── Data supplied ──

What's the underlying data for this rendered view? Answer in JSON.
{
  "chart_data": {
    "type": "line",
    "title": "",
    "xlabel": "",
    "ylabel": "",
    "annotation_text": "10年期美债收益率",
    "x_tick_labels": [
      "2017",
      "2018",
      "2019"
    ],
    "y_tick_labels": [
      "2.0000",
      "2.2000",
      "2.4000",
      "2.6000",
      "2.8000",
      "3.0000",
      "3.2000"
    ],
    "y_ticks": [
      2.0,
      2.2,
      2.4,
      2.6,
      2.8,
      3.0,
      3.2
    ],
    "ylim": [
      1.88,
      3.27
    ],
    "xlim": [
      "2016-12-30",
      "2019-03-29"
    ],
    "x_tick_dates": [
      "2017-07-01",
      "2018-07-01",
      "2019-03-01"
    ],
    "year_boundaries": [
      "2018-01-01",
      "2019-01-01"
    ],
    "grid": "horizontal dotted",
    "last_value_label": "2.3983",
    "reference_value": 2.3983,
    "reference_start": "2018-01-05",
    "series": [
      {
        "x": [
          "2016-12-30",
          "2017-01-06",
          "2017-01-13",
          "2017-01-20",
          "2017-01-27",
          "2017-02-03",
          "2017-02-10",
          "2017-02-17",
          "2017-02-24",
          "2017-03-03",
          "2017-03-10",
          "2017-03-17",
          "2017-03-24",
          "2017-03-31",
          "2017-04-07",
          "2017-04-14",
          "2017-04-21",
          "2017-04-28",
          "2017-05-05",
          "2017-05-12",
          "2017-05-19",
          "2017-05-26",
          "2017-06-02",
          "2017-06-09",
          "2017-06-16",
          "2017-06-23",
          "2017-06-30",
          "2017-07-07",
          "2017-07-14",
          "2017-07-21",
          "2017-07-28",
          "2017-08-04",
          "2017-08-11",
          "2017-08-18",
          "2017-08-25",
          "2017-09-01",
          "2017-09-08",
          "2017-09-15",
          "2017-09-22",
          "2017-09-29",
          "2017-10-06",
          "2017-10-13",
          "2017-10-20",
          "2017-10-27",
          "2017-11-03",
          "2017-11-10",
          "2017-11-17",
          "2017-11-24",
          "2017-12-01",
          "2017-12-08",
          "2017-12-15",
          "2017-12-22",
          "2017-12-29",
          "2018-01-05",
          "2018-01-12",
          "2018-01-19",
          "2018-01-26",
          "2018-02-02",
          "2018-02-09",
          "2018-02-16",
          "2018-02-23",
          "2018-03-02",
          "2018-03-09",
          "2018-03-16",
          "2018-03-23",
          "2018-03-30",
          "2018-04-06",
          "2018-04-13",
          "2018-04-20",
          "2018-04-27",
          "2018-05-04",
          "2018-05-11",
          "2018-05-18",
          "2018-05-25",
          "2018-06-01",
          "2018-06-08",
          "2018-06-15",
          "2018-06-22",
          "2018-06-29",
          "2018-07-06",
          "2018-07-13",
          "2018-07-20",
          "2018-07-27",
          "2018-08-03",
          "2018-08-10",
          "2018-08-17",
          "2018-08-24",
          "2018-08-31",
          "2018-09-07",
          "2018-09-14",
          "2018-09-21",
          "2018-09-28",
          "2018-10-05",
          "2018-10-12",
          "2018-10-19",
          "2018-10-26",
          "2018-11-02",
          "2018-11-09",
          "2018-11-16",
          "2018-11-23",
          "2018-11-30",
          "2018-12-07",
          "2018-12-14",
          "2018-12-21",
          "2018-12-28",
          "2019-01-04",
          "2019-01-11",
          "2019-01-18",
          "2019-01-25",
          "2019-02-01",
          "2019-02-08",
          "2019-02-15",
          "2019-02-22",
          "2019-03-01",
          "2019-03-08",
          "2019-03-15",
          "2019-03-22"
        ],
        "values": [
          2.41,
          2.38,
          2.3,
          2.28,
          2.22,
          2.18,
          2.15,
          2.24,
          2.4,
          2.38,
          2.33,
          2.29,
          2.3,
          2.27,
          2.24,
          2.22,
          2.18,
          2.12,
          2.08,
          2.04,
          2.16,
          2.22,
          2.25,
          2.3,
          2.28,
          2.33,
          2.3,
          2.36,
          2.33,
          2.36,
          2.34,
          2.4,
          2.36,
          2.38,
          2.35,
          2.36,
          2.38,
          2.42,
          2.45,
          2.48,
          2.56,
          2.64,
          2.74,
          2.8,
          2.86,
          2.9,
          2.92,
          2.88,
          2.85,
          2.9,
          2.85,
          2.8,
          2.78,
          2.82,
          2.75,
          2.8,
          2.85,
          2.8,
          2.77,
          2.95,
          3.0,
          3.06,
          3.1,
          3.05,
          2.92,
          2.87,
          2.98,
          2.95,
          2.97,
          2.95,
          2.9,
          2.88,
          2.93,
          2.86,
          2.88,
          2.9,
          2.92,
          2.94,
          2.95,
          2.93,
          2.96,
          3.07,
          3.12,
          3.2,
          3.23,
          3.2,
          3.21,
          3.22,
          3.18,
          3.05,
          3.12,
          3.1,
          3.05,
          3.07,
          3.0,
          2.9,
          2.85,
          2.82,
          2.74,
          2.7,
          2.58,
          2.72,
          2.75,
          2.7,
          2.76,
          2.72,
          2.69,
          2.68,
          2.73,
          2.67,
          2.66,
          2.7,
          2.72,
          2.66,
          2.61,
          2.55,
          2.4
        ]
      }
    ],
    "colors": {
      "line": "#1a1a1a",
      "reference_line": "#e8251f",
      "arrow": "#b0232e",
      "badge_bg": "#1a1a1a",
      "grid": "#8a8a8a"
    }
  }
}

───

What the task requires
Write every entry out again exactly.

Response to the task
What's the underlying data for this rendered view? Answer in JSON.
{
  "chart_data": {
    "type": "line",
    "title": "",
    "xlabel": "",
    "ylabel": "",
    "annotation_text": "10年期美债收益率",
    "x_tick_labels": [
      "2017",
      "2018",
      "2019"
    ],
    "y_tick_labels": [
      "2.0000",
      "2.2000",
      "2.4000",
      "2.6000",
      "2.8000",
      "3.0000",
      "3.2000"
    ],
    "y_ticks": [
      2.0,
      2.2,
      2.4,
      2.6,
      2.8,
      3.0,
      3.2
    ],
    "ylim": [
      1.88,
      3.27
    ],
    "xlim": [
      "2016-12-30",
      "2019-03-29"
    ],
    "x_tick_dates": [
      "2017-07-01",
      "2018-07-01",
      "2019-03-01"
    ],
    "year_boundaries": [
      "2018-01-01",
      "2019-01-01"
    ],
    "grid": "horizontal dotted",
    "last_value_label": "2.3983",
    "reference_value": 2.3983,
    "reference_start": "2018-01-05",
    "series": [
      {
        "x": [
          "2016-12-30",
          "2017-01-06",
          "2017-01-13",
          "2017-01-20",
          "2017-01-27",
          "2017-02-03",
          "2017-02-10",
          "2017-02-17",
          "2017-02-24",
          "2017-03-03",
          "2017-03-10",
          "2017-03-17",
          "2017-03-24",
          "2017-03-31",
          "2017-04-07",
          "2017-04-14",
          "2017-04-21",
          "2017-04-28",
          "2017-05-05",
          "2017-05-12",
          "2017-05-19",
          "2017-05-26",
          "2017-06-02",
          "2017-06-09",
          "2017-06-16",
          "2017-06-23",
          "2017-06-30",
          "2017-07-07",
          "2017-07-14",
          "2017-07-21",
          "2017-07-28",
          "2017-08-04",
          "2017-08-11",
          "2017-08-18",
          "2017-08-25",
          "2017-09-01",
          "2017-09-08",
          "2017-09-15",
          "2017-09-22",
          "2017-09-29",
          "2017-10-06",
          "2017-10-13",
          "2017-10-20",
          "2017-10-27",
          "2017-11-03",
          "2017-11-10",
          "2017-11-17",
          "2017-11-24",
          "2017-12-01",
          "2017-12-08",
          "2017-12-15",
          "2017-12-22",
          "2017-12-29",
          "2018-01-05",
          "2018-01-12",
          "2018-01-19",
          "2018-01-26",
          "2018-02-02",
          "2018-02-09",
          "2018-02-16",
          "2018-02-23",
          "2018-03-02",
          "2018-03-09",
          "2018-03-16",
          "2018-03-23",
          "2018-03-30",
          "2018-04-06",
          "2018-04-13",
          "2018-04-20",
          "2018-04-27",
          "2018-05-04",
          "2018-05-11",
          "2018-05-18",
          "2018-05-25",
          "2018-06-01",
          "2018-06-08",
          "2018-06-15",
          "2018-06-22",
          "2018-06-29",
          "2018-07-06",
          "2018-07-13",
          "2018-07-20",
          "2018-07-27",
          "2018-08-03",
          "2018-08-10",
          "2018-08-17",
          "2018-08-24",
          "2018-08-31",
          "2018-09-07",
          "2018-09-14",
          "2018-09-21",
          "2018-09-28",
          "2018-10-05",
          "2018-10-12",
          "2018-10-19",
          "2018-10-26",
          "2018-11-02",
          "2018-11-09",
          "2018-11-16",
          "2018-11-23",
          "2018-11-30",
          "2018-12-07",
          "2018-12-14",
          "2018-12-21",
          "2018-12-28",
          "2019-01-04",
          "2019-01-11",
          "2019-01-18",
          "2019-01-25",
          "2019-02-01",
          "2019-02-08",
          "2019-02-15",
          "2019-02-22",
          "2019-03-01",
          "2019-03-08",
          "2019-03-15",
          "2019-03-22"
        ],
        "values": [
          2.41,
          2.38,
          2.3,
          2.28,
          2.22,
          2.18,
          2.15,
          2.24,
          2.4,
          2.38,
          2.33,
          2.29,
          2.3,
          2.27,
          2.24,
          2.22,
          2.18,
          2.12,
          2.08,
          2.04,
          2.16,
          2.22,
          2.25,
          2.3,
          2.28,
          2.33,
          2.3,
          2.36,
          2.33,
          2.36,
          2.34,
          2.4,
          2.36,
          2.38,
          2.35,
          2.36,
          2.38,
          2.42,
          2.45,
          2.48,
          2.56,
          2.64,
          2.74,
          2.8,
          2.86,
          2.9,
          2.92,
          2.88,
          2.85,
          2.9,
          2.85,
          2.8,
          2.78,
          2.82,
          2.75,
          2.8,
          2.85,
          2.8,
          2.77,
          2.95,
          3.0,
          3.06,
          3.1,
          3.05,
          2.92,
          2.87,
          2.98,
          2.95,
          2.97,
          2.95,
          2.9,
          2.88,
          2.93,
          2.86,
          2.88,
          2.9,
          2.92,
          2.94,
          2.95,
          2.93,
          2.96,
          3.07,
          3.12,
          3.2,
          3.23,
          3.2,
          3.21,
          3.22,
          3.18,
          3.05,
          3.12,
          3.1,
          3.05,
          3.07,
          3.0,
          2.9,
          2.85,
          2.82,
          2.74,
          2.7,
          2.58,
          2.72,
          2.75,
          2.7,
          2.76,
          2.72,
          2.69,
          2.68,
          2.73,
          2.67,
          2.66,
          2.7,
          2.72,
          2.66,
          2.61,
          2.55,
          2.4
        ]
      }
    ],
    "colors": {
      "line": "#1a1a1a",
      "reference_line": "#e8251f",
      "arrow": "#b0232e",
      "badge_bg": "#1a1a1a",
      "grid": "#8a8a8a"
    }
  }
}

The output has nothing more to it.